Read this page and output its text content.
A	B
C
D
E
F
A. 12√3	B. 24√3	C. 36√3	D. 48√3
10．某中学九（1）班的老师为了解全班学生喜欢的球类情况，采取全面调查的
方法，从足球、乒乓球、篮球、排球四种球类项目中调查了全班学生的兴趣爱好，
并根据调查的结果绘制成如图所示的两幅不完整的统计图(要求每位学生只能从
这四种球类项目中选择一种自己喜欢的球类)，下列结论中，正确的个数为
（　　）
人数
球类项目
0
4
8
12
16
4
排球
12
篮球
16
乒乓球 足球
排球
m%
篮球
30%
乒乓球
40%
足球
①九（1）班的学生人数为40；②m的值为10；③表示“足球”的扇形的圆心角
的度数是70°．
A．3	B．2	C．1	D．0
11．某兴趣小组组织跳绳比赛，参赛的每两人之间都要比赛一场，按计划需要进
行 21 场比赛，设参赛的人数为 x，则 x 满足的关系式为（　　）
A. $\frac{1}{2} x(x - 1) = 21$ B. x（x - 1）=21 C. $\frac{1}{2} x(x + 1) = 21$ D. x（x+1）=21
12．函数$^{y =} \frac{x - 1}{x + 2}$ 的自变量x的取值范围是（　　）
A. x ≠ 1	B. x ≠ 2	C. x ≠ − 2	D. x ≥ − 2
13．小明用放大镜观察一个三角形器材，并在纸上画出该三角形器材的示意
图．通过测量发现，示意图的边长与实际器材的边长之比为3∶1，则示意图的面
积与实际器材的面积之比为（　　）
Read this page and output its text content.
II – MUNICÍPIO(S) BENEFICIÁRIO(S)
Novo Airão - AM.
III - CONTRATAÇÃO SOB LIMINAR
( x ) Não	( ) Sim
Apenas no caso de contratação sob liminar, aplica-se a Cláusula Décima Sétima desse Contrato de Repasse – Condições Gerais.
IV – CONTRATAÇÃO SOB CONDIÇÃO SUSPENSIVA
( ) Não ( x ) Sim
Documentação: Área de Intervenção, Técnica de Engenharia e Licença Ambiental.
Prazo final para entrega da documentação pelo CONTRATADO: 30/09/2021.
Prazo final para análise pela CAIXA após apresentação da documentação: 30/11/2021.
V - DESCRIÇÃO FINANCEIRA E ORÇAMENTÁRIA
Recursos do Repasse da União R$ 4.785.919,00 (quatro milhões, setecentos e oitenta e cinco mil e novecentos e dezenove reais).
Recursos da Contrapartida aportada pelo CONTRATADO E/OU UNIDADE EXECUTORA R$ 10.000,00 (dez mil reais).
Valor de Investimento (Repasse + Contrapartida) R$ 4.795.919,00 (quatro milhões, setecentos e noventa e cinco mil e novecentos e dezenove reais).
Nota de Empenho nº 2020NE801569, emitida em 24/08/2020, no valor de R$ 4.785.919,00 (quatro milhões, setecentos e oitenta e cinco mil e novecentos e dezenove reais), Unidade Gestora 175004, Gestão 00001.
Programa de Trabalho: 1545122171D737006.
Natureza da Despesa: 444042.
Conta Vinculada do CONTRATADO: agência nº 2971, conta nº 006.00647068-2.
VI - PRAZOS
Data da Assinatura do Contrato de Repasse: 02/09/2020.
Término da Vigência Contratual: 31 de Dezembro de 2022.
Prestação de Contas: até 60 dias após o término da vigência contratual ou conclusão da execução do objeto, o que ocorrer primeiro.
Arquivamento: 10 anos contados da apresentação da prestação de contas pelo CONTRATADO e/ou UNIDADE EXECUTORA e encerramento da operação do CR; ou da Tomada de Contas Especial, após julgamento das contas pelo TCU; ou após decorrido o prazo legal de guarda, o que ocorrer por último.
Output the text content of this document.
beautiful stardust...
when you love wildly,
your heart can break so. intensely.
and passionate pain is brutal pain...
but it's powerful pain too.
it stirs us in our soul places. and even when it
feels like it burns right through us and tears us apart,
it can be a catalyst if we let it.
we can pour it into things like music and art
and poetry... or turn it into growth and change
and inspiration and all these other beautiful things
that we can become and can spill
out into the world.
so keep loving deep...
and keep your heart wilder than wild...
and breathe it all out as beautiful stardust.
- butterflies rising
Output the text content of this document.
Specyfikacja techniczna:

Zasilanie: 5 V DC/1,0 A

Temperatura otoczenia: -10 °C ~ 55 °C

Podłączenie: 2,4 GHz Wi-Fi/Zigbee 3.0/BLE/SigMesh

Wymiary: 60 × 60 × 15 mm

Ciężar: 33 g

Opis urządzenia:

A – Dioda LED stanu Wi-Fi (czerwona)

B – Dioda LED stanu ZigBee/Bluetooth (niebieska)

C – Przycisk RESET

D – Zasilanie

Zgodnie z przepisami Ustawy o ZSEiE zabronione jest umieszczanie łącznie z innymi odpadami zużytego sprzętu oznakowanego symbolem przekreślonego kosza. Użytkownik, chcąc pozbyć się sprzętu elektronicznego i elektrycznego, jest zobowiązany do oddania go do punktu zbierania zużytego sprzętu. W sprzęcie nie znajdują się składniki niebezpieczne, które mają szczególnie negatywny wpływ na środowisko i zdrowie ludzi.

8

⁂

▸ What is expected: Extract all the entries word for word.

▸ Reply to the task:
Read this page and output its text content.
A	B
C
D
E
F
A. 12√3	B. 24√3	C. 36√3	D. 48√3
10．某中学九（1）班的老师为了解全班学生喜欢的球类情况，采取全面调查的
方法，从足球、乒乓球、篮球、排球四种球类项目中调查了全班学生的兴趣爱好，
并根据调查的结果绘制成如图所示的两幅不完整的统计图(要求每位学生只能从
这四种球类项目中选择一种自己喜欢的球类)，下列结论中，正确的个数为
（　　）
人数
球类项目
0
4
8
12
16
4
排球
12
篮球
16
乒乓球 足球
排球
m%
篮球
30%
乒乓球
40%
足球
①九（1）班的学生人数为40；②m的值为10；③表示“足球”的扇形的圆心角
的度数是70°．
A．3	B．2	C．1	D．0
11．某兴趣小组组织跳绳比赛，参赛的每两人之间都要比赛一场，按计划需要进
行 21 场比赛，设参赛的人数为 x，则 x 满足的关系式为（　　）
A. $\frac{1}{2} x(x - 1) = 21$ B. x（x - 1）=21 C. $\frac{1}{2} x(x + 1) = 21$ D. x（x+1）=21
12．函数$^{y =} \frac{x - 1}{x + 2}$ 的自变量x的取值范围是（　　）
A. x ≠ 1	B. x ≠ 2	C. x ≠ − 2	D. x ≥ − 2
13．小明用放大镜观察一个三角形器材，并在纸上画出该三角形器材的示意
图．通过测量发现，示意图的边长与实际器材的边长之比为3∶1，则示意图的面
积与实际器材的面积之比为（　　）
Read this page and output its text content.
II – MUNICÍPIO(S) BENEFICIÁRIO(S)
Novo Airão - AM.
III - CONTRATAÇÃO SOB LIMINAR
( x ) Não	( ) Sim
Apenas no caso de contratação sob liminar, aplica-se a Cláusula Décima Sétima desse Contrato de Repasse – Condições Gerais.
IV – CONTRATAÇÃO SOB CONDIÇÃO SUSPENSIVA
( ) Não ( x ) Sim
Documentação: Área de Intervenção, Técnica de Engenharia e Licença Ambiental.
Prazo final para entrega da documentação pelo CONTRATADO: 30/09/2021.
Prazo final para análise pela CAIXA após apresentação da documentação: 30/11/2021.
V - DESCRIÇÃO FINANCEIRA E ORÇAMENTÁRIA
Recursos do Repasse da União R$ 4.785.919,00 (quatro milhões, setecentos e oitenta e cinco mil e novecentos e dezenove reais).
Recursos da Contrapartida aportada pelo CONTRATADO E/OU UNIDADE EXECUTORA R$ 10.000,00 (dez mil reais).
Valor de Investimento (Repasse + Contrapartida) R$ 4.795.919,00 (quatro milhões, setecentos e noventa e cinco mil e novecentos e dezenove reais).
Nota de Empenho nº 2020NE801569, emitida em 24/08/2020, no valor de R$ 4.785.919,00 (quatro milhões, setecentos e oitenta e cinco mil e novecentos e dezenove reais), Unidade Gestora 175004, Gestão 00001.
Programa de Trabalho: 1545122171D737006.
Natureza da Despesa: 444042.
Conta Vinculada do CONTRATADO: agência nº 2971, conta nº 006.00647068-2.
VI - PRAZOS
Data da Assinatura do Contrato de Repasse: 02/09/2020.
Término da Vigência Contratual: 31 de Dezembro de 2022.
Prestação de Contas: até 60 dias após o término da vigência contratual ou conclusão da execução do objeto, o que ocorrer primeiro.
Arquivamento: 10 anos contados da apresentação da prestação de contas pelo CONTRATADO e/ou UNIDADE EXECUTORA e encerramento da operação do CR; ou da Tomada de Contas Especial, após julgamento das contas pelo TCU; ou após decorrido o prazo legal de guarda, o que ocorrer por último.
Output the text content of this document.
beautiful stardust...
when you love wildly,
your heart can break so. intensely.
and passionate pain is brutal pain...
but it's powerful pain too.
it stirs us in our soul places. and even when it
feels like it burns right through us and tears us apart,
it can be a catalyst if we let it.
we can pour it into things like music and art
and poetry... or turn it into growth and change
and inspiration and all these other beautiful things
that we can become and can spill
out into the world.
so keep loving deep...
and keep your heart wilder than wild...
and breathe it all out as beautiful stardust.
- butterflies rising
Output the text content of this document.
Specyfikacja techniczna:

Zasilanie: 5 V DC/1,0 A

Temperatura otoczenia: -10 °C ~ 55 °C

Podłączenie: 2,4 GHz Wi-Fi/Zigbee 3.0/BLE/SigMesh

Wymiary: 60 × 60 × 15 mm

Ciężar: 33 g

Opis urządzenia:

A – Dioda LED stanu Wi-Fi (czerwona)

B – Dioda LED stanu ZigBee/Bluetooth (niebieska)

C – Przycisk RESET

D – Zasilanie

Zgodnie z przepisami Ustawy o ZSEiE zabronione jest umieszczanie łącznie z innymi odpadami zużytego sprzętu oznakowanego symbolem przekreślonego kosza. Użytkownik, chcąc pozbyć się sprzętu elektronicznego i elektrycznego, jest zobowiązany do oddania go do punktu zbierania zużytego sprzętu. W sprzęcie nie znajdują się składniki niebezpieczne, które mają szczególnie negatywny wpływ na środowisko i zdrowie ludzi.

8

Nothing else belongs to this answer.